- [EXERCISE GOAL]:
Copy out each line below exactly as it appears.

Collection entries
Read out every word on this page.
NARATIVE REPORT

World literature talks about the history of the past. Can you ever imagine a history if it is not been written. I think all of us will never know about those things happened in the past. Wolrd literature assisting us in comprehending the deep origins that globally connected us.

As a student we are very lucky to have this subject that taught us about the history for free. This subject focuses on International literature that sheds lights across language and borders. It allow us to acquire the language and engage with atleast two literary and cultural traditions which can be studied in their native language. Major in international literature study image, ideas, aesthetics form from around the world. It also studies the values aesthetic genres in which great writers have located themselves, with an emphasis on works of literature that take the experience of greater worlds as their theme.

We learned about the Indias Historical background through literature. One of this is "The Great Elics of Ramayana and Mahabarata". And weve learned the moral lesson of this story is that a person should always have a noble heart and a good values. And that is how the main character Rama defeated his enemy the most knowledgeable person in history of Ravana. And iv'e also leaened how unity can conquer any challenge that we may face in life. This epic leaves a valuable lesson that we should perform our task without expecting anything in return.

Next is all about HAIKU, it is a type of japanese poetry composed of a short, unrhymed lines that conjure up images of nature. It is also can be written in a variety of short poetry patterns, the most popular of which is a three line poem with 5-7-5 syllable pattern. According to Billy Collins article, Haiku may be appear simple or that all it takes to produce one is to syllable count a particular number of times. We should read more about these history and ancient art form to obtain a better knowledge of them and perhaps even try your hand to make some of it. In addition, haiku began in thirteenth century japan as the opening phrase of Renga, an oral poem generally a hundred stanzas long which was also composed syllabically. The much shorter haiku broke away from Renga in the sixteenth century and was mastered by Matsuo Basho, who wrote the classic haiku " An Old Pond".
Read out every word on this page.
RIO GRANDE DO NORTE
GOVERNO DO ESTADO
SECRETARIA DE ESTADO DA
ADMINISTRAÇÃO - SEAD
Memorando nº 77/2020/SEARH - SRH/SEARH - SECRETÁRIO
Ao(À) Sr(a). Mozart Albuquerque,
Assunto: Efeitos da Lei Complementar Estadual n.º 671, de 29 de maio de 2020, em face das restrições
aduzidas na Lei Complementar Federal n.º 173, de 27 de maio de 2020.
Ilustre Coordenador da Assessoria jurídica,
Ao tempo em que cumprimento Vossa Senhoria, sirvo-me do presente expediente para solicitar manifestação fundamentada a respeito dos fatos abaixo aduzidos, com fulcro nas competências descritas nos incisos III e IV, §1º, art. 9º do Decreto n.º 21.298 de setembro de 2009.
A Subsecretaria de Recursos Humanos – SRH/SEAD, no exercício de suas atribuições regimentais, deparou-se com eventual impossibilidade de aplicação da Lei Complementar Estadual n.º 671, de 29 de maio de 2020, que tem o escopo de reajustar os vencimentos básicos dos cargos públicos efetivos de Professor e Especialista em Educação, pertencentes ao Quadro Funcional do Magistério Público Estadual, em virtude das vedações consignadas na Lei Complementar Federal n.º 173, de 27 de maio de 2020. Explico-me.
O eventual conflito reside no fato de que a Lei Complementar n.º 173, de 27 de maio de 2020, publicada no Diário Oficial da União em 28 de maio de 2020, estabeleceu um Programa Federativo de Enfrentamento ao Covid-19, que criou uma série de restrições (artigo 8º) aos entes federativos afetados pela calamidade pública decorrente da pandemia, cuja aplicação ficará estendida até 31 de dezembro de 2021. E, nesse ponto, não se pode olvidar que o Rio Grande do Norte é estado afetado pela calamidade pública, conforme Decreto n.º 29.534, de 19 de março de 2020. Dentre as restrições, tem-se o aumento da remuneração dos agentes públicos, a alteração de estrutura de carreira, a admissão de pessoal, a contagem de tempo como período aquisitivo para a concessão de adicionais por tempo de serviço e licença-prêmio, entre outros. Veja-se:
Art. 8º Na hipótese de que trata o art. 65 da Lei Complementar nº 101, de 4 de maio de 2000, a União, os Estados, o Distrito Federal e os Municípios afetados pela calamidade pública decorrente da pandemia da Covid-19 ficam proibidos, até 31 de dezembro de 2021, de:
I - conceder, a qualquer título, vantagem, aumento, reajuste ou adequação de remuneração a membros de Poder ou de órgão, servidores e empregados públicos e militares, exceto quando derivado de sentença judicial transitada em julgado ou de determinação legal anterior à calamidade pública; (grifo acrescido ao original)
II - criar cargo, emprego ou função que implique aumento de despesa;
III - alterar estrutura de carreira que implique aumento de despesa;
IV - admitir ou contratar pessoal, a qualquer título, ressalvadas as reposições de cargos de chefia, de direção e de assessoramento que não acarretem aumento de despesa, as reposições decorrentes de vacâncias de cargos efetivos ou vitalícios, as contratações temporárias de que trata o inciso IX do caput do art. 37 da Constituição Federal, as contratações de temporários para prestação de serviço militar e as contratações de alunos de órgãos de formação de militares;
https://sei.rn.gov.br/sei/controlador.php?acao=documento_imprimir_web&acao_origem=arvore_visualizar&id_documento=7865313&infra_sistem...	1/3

- [WRITTEN RESPONSE]:
Read out every word on this page.
NARATIVE REPORT

World literature talks about the history of the past. Can you ever imagine a history if it is not been written. I think all of us will never know about those things happened in the past. Wolrd literature assisting us in comprehending the deep origins that globally connected us.

As a student we are very lucky to have this subject that taught us about the history for free. This subject focuses on International literature that sheds lights across language and borders. It allow us to acquire the language and engage with atleast two literary and cultural traditions which can be studied in their native language. Major in international literature study image, ideas, aesthetics form from around the world. It also studies the values aesthetic genres in which great writers have located themselves, with an emphasis on works of literature that take the experience of greater worlds as their theme.

We learned about the Indias Historical background through literature. One of this is "The Great Elics of Ramayana and Mahabarata". And weve learned the moral lesson of this story is that a person should always have a noble heart and a good values. And that is how the main character Rama defeated his enemy the most knowledgeable person in history of Ravana. And iv'e also leaened how unity can conquer any challenge that we may face in life. This epic leaves a valuable lesson that we should perform our task without expecting anything in return.

Next is all about HAIKU, it is a type of japanese poetry composed of a short, unrhymed lines that conjure up images of nature. It is also can be written in a variety of short poetry patterns, the most popular of which is a three line poem with 5-7-5 syllable pattern. According to Billy Collins article, Haiku may be appear simple or that all it takes to produce one is to syllable count a particular number of times. We should read more about these history and ancient art form to obtain a better knowledge of them and perhaps even try your hand to make some of it. In addition, haiku began in thirteenth century japan as the opening phrase of Renga, an oral poem generally a hundred stanzas long which was also composed syllabically. The much shorter haiku broke away from Renga in the sixteenth century and was mastered by Matsuo Basho, who wrote the classic haiku " An Old Pond".
Read out every word on this page.
RIO GRANDE DO NORTE
GOVERNO DO ESTADO
SECRETARIA DE ESTADO DA
ADMINISTRAÇÃO - SEAD
Memorando nº 77/2020/SEARH - SRH/SEARH - SECRETÁRIO
Ao(À) Sr(a). Mozart Albuquerque,
Assunto: Efeitos da Lei Complementar Estadual n.º 671, de 29 de maio de 2020, em face das restrições
aduzidas na Lei Complementar Federal n.º 173, de 27 de maio de 2020.
Ilustre Coordenador da Assessoria jurídica,
Ao tempo em que cumprimento Vossa Senhoria, sirvo-me do presente expediente para solicitar manifestação fundamentada a respeito dos fatos abaixo aduzidos, com fulcro nas competências descritas nos incisos III e IV, §1º, art. 9º do Decreto n.º 21.298 de setembro de 2009.
A Subsecretaria de Recursos Humanos – SRH/SEAD, no exercício de suas atribuições regimentais, deparou-se com eventual impossibilidade de aplicação da Lei Complementar Estadual n.º 671, de 29 de maio de 2020, que tem o escopo de reajustar os vencimentos básicos dos cargos públicos efetivos de Professor e Especialista em Educação, pertencentes ao Quadro Funcional do Magistério Público Estadual, em virtude das vedações consignadas na Lei Complementar Federal n.º 173, de 27 de maio de 2020. Explico-me.
O eventual conflito reside no fato de que a Lei Complementar n.º 173, de 27 de maio de 2020, publicada no Diário Oficial da União em 28 de maio de 2020, estabeleceu um Programa Federativo de Enfrentamento ao Covid-19, que criou uma série de restrições (artigo 8º) aos entes federativos afetados pela calamidade pública decorrente da pandemia, cuja aplicação ficará estendida até 31 de dezembro de 2021. E, nesse ponto, não se pode olvidar que o Rio Grande do Norte é estado afetado pela calamidade pública, conforme Decreto n.º 29.534, de 19 de março de 2020. Dentre as restrições, tem-se o aumento da remuneração dos agentes públicos, a alteração de estrutura de carreira, a admissão de pessoal, a contagem de tempo como período aquisitivo para a concessão de adicionais por tempo de serviço e licença-prêmio, entre outros. Veja-se:
Art. 8º Na hipótese de que trata o art. 65 da Lei Complementar nº 101, de 4 de maio de 2000, a União, os Estados, o Distrito Federal e os Municípios afetados pela calamidade pública decorrente da pandemia da Covid-19 ficam proibidos, até 31 de dezembro de 2021, de:
I - conceder, a qualquer título, vantagem, aumento, reajuste ou adequação de remuneração a membros de Poder ou de órgão, servidores e empregados públicos e militares, exceto quando derivado de sentença judicial transitada em julgado ou de determinação legal anterior à calamidade pública; (grifo acrescido ao original)
II - criar cargo, emprego ou função que implique aumento de despesa;
III - alterar estrutura de carreira que implique aumento de despesa;
IV - admitir ou contratar pessoal, a qualquer título, ressalvadas as reposições de cargos de chefia, de direção e de assessoramento que não acarretem aumento de despesa, as reposições decorrentes de vacâncias de cargos efetivos ou vitalícios, as contratações temporárias de que trata o inciso IX do caput do art. 37 da Constituição Federal, as contratações de temporários para prestação de serviço militar e as contratações de alunos de órgãos de formação de militares;
https://sei.rn.gov.br/sei/controlador.php?acao=documento_imprimir_web&acao_origem=arvore_visualizar&id_documento=7865313&infra_sistem...	1/3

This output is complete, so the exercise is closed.